[Figure record extracts]
>>>

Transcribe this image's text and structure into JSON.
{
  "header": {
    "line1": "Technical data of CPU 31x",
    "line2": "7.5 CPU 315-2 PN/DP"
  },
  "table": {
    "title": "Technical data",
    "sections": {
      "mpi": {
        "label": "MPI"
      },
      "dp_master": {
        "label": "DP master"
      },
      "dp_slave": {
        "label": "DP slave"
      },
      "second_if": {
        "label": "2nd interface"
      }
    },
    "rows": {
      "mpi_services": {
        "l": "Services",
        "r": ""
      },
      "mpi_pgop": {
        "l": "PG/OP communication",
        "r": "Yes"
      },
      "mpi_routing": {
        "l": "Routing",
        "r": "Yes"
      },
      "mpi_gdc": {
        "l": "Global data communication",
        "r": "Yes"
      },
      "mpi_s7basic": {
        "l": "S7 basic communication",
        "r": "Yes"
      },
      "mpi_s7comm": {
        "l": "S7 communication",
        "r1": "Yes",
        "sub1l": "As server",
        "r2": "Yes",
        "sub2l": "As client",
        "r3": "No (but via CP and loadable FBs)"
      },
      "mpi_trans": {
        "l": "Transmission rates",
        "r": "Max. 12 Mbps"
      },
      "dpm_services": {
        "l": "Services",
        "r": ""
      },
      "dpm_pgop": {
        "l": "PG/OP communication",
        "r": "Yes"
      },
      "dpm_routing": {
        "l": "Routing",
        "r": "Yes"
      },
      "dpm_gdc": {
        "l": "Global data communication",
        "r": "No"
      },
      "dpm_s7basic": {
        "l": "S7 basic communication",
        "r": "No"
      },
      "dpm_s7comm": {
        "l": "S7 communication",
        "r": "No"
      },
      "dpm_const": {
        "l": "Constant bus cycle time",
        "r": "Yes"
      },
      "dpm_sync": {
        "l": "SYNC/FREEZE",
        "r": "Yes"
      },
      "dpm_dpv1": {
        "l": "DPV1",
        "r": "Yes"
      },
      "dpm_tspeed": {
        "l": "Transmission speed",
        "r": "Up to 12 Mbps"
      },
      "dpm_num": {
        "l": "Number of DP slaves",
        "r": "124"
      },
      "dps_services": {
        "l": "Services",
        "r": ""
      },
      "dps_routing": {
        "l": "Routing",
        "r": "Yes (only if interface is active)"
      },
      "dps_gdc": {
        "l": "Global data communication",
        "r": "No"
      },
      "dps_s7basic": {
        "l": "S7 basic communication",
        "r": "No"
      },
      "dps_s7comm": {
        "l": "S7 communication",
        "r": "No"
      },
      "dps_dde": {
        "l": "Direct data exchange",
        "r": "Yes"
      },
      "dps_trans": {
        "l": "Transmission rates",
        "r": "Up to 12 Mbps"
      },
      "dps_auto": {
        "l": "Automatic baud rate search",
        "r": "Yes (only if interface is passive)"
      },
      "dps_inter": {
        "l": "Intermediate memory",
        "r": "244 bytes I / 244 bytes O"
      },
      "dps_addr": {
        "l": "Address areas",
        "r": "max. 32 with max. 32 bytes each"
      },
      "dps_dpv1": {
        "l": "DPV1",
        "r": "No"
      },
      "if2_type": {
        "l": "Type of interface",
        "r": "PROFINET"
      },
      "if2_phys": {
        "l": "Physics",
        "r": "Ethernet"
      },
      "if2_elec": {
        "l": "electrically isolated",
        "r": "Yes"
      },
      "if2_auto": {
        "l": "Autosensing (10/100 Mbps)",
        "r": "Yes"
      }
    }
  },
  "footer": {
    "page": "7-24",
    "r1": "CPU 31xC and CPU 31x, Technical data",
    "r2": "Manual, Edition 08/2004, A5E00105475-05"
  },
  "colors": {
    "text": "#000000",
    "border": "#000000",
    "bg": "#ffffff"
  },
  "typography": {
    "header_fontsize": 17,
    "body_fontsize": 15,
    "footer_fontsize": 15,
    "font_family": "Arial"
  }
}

<<<

• **Work required**: All entries shown above should be printed again exactly.

• **Answer to the problem**:
Transcribe this image's text and structure into JSON.
{
  "header": {
    "line1": "Technical data of CPU 31x",
    "line2": "7.5 CPU 315-2 PN/DP"
  },
  "table": {
    "title": "Technical data",
    "sections": {
      "mpi": {
        "label": "MPI"
      },
      "dp_master": {
        "label": "DP master"
      },
      "dp_slave": {
        "label": "DP slave"
      },
      "second_if": {
        "label": "2nd interface"
      }
    },
    "rows": {
      "mpi_services": {
        "l": "Services",
        "r": ""
      },
      "mpi_pgop": {
        "l": "PG/OP communication",
        "r": "Yes"
      },
      "mpi_routing": {
        "l": "Routing",
        "r": "Yes"
      },
      "mpi_gdc": {
        "l": "Global data communication",
        "r": "Yes"
      },
      "mpi_s7basic": {
        "l": "S7 basic communication",
        "r": "Yes"
      },
      "mpi_s7comm": {
        "l": "S7 communication",
        "r1": "Yes",
        "sub1l": "As server",
        "r2": "Yes",
        "sub2l": "As client",
        "r3": "No (but via CP and loadable FBs)"
      },
      "mpi_trans": {
        "l": "Transmission rates",
        "r": "Max. 12 Mbps"
      },
      "dpm_services": {
        "l": "Services",
        "r": ""
      },
      "dpm_pgop": {
        "l": "PG/OP communication",
        "r": "Yes"
      },
      "dpm_routing": {
        "l": "Routing",
        "r": "Yes"
      },
      "dpm_gdc": {
        "l": "Global data communication",
        "r": "No"
      },
      "dpm_s7basic": {
        "l": "S7 basic communication",
        "r": "No"
      },
      "dpm_s7comm": {
        "l": "S7 communication",
        "r": "No"
      },
      "dpm_const": {
        "l": "Constant bus cycle time",
        "r": "Yes"
      },
      "dpm_sync": {
        "l": "SYNC/FREEZE",
        "r": "Yes"
      },
      "dpm_dpv1": {
        "l": "DPV1",
        "r": "Yes"
      },
      "dpm_tspeed": {
        "l": "Transmission speed",
        "r": "Up to 12 Mbps"
      },
      "dpm_num": {
        "l": "Number of DP slaves",
        "r": "124"
      },
      "dps_services": {
        "l": "Services",
        "r": ""
      },
      "dps_routing": {
        "l": "Routing",
        "r": "Yes (only if interface is active)"
      },
      "dps_gdc": {
        "l": "Global data communication",
        "r": "No"
      },
      "dps_s7basic": {
        "l": "S7 basic communication",
        "r": "No"
      },
      "dps_s7comm": {
        "l": "S7 communication",
        "r": "No"
      },
      "dps_dde": {
        "l": "Direct data exchange",
        "r": "Yes"
      },
      "dps_trans": {
        "l": "Transmission rates",
        "r": "Up to 12 Mbps"
      },
      "dps_auto": {
        "l": "Automatic baud rate search",
        "r": "Yes (only if interface is passive)"
      },
      "dps_inter": {
        "l": "Intermediate memory",
        "r": "244 bytes I / 244 bytes O"
      },
      "dps_addr": {
        "l": "Address areas",
        "r": "max. 32 with max. 32 bytes each"
      },
      "dps_dpv1": {
        "l": "DPV1",
        "r": "No"
      },
      "if2_type": {
        "l": "Type of interface",
        "r": "PROFINET"
      },
      "if2_phys": {
        "l": "Physics",
        "r": "Ethernet"
      },
      "if2_elec": {
        "l": "electrically isolated",
        "r": "Yes"
      },
      "if2_auto": {
        "l": "Autosensing (10/100 Mbps)",
        "r": "Yes"
      }
    }
  },
  "footer": {
    "page": "7-24",
    "r1": "CPU 31xC and CPU 31x, Technical data",
    "r2": "Manual, Edition 08/2004, A5E00105475-05"
  },
  "colors": {
    "text": "#000000",
    "border": "#000000",
    "bg": "#ffffff"
  },
  "typography": {
    "header_fontsize": 17,
    "body_fontsize": 15,
    "footer_fontsize": 15,
    "font_family": "Arial"
  }
}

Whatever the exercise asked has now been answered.